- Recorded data

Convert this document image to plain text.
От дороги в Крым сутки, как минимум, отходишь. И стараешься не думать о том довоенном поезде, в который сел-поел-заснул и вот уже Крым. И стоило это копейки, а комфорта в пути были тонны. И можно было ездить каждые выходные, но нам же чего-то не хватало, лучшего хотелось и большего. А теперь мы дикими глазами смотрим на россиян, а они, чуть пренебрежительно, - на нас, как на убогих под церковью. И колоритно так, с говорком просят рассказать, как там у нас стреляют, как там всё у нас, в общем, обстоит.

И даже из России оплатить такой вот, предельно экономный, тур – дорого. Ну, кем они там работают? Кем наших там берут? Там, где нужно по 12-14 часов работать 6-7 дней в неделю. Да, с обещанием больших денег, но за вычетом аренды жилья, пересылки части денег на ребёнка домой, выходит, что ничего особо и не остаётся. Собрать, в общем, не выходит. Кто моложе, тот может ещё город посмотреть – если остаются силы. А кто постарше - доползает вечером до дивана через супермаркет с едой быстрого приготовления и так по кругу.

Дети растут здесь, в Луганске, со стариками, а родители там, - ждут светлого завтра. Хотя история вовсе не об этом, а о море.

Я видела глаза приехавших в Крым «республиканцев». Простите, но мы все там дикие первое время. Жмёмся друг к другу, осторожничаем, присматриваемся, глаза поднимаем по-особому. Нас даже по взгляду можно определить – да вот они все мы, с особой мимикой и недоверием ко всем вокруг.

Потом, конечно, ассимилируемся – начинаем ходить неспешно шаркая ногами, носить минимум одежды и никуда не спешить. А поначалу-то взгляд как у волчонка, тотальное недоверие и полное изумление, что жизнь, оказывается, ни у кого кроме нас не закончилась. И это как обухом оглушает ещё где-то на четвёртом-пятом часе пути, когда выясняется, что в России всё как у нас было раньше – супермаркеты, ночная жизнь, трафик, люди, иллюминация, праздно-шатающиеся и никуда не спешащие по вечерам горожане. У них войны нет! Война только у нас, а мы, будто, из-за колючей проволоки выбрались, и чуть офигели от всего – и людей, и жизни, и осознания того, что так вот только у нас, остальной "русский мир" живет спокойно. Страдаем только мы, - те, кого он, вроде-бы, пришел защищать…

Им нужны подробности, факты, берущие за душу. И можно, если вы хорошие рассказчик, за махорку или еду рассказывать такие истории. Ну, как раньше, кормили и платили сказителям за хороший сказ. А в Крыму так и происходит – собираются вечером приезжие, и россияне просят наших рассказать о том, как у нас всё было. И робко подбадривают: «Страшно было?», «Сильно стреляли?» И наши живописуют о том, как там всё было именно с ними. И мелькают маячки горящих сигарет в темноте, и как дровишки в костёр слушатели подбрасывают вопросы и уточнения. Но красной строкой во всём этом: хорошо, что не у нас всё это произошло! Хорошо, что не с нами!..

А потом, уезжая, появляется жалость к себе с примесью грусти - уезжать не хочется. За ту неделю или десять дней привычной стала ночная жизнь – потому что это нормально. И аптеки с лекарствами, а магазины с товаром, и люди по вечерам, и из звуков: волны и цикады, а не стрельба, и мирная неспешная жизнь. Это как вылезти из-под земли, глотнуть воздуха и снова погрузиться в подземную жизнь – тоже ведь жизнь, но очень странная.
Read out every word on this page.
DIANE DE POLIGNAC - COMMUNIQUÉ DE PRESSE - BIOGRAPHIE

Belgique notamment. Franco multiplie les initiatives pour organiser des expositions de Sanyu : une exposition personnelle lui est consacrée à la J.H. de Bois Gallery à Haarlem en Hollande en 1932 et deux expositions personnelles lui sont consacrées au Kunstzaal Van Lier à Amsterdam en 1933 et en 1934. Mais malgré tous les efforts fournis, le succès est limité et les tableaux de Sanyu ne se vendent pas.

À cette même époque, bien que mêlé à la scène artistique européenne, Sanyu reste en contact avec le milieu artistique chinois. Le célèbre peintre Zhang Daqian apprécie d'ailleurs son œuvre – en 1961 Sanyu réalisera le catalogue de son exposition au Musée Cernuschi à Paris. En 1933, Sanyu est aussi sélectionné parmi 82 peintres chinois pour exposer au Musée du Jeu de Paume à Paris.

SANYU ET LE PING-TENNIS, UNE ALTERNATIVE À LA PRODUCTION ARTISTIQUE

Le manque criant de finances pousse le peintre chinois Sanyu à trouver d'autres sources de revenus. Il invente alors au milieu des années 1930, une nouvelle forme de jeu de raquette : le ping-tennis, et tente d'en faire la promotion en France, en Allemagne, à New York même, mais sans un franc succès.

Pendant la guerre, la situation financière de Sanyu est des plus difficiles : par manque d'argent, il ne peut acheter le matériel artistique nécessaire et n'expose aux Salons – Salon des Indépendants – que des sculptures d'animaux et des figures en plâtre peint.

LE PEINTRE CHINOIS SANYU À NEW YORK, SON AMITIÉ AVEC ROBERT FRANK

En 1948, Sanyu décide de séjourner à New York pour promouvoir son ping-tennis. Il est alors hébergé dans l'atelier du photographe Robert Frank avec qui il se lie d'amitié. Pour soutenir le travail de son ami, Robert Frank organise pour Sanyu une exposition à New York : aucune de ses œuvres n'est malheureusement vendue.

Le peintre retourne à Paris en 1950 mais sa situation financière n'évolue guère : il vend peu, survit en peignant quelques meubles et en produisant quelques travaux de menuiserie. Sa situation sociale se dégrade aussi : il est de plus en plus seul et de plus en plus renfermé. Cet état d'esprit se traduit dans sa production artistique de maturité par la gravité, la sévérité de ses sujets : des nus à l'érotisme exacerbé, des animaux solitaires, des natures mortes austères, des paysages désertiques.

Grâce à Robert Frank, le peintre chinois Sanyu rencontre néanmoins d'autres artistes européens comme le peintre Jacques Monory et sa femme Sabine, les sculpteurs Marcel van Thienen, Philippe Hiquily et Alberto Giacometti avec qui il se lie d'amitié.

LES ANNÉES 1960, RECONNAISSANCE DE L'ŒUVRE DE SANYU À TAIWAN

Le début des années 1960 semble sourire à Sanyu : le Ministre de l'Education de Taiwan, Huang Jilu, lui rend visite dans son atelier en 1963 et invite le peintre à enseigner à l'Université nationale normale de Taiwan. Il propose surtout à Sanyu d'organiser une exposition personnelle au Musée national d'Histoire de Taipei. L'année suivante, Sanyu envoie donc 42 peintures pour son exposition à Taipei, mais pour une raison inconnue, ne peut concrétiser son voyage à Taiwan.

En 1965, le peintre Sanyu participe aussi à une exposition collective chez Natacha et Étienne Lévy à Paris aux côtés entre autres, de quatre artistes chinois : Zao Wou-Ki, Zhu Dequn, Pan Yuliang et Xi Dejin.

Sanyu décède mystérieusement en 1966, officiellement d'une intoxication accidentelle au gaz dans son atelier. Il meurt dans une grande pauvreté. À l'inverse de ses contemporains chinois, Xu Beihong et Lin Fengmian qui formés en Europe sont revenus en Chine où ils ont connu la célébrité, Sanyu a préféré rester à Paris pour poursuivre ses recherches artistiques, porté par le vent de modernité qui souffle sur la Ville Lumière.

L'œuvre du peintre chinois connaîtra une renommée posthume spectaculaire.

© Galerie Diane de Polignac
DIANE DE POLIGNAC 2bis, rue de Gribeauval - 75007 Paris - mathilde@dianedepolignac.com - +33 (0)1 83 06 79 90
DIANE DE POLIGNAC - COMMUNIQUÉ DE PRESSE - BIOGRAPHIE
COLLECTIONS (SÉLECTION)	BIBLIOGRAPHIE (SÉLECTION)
---
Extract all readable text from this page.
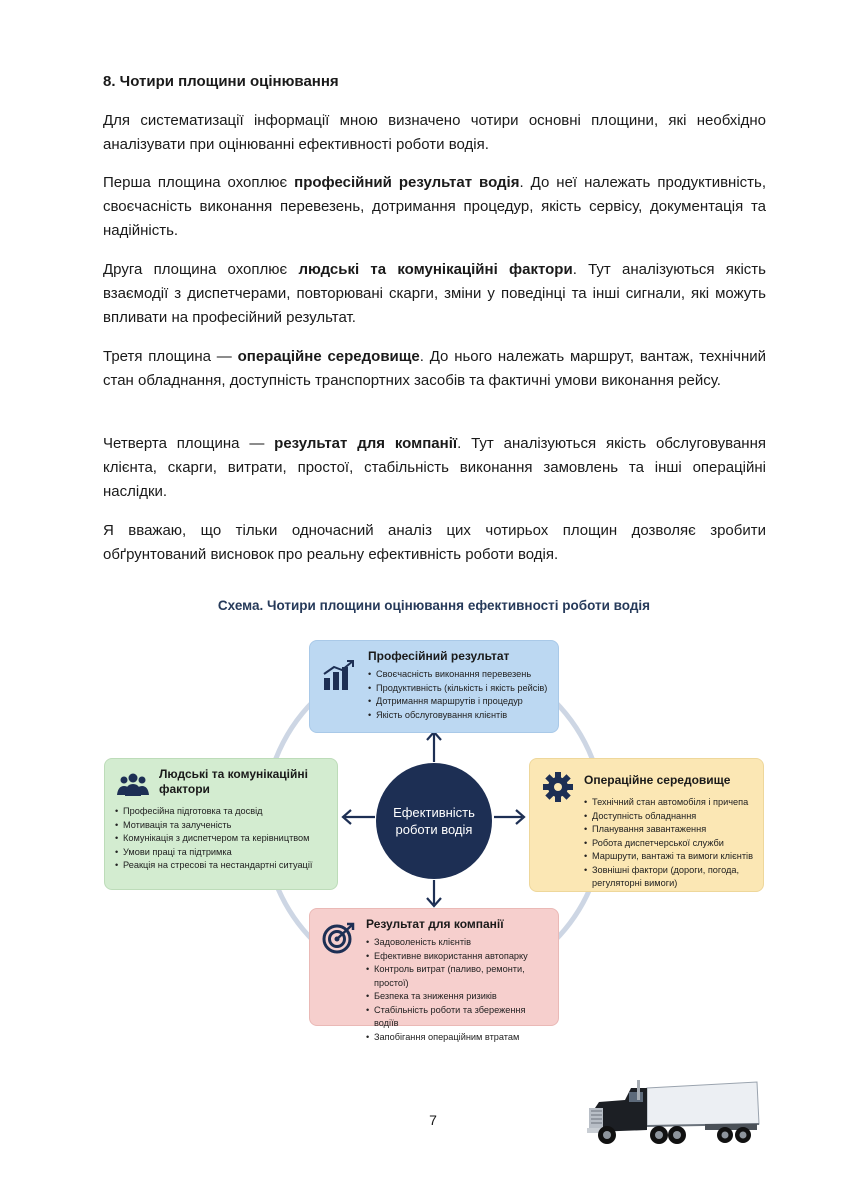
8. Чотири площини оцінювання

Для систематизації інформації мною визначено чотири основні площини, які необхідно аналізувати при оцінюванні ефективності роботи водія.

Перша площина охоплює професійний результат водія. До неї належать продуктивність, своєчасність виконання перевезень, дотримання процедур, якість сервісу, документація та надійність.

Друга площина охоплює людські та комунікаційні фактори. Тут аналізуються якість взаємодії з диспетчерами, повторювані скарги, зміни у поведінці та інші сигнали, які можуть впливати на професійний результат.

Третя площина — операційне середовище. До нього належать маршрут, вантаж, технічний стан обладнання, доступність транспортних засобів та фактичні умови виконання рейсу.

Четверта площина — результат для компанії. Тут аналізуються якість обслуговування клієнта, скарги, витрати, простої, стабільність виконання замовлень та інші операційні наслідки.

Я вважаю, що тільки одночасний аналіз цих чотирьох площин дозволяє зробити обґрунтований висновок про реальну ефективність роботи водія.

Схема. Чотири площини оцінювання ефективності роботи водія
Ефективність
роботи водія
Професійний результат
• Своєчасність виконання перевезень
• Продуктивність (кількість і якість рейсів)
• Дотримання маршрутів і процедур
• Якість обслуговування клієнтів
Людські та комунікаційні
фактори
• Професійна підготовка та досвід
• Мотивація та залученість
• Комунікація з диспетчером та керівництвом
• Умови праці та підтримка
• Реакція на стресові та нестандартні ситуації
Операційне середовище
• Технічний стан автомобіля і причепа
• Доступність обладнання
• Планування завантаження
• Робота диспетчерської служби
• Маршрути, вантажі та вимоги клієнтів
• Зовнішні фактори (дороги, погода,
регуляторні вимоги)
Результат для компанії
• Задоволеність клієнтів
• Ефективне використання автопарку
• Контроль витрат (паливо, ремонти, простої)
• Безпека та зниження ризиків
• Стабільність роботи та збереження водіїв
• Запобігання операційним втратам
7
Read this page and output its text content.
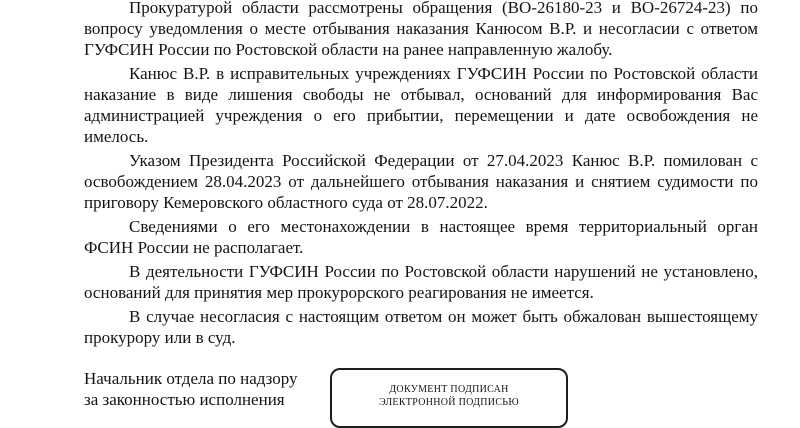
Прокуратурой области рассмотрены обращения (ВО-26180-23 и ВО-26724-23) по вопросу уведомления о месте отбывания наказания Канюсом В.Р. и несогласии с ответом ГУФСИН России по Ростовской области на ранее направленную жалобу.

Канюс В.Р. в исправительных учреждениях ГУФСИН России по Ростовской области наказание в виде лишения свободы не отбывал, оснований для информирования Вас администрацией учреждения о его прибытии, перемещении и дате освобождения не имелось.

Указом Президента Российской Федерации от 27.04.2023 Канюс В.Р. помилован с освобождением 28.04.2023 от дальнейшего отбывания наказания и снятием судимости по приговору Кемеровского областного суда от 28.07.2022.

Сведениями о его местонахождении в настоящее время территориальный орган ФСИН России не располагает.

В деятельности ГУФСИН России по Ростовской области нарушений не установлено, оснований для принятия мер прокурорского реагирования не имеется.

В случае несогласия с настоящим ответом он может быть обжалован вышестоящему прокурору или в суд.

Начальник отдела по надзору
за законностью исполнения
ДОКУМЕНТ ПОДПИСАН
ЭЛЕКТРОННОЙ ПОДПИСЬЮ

- Your instructions
Pick out each line that holds the string "вимоги".

- Answer for the task
• Маршрути, вантажі та вимоги клієнтів
регуляторні вимоги)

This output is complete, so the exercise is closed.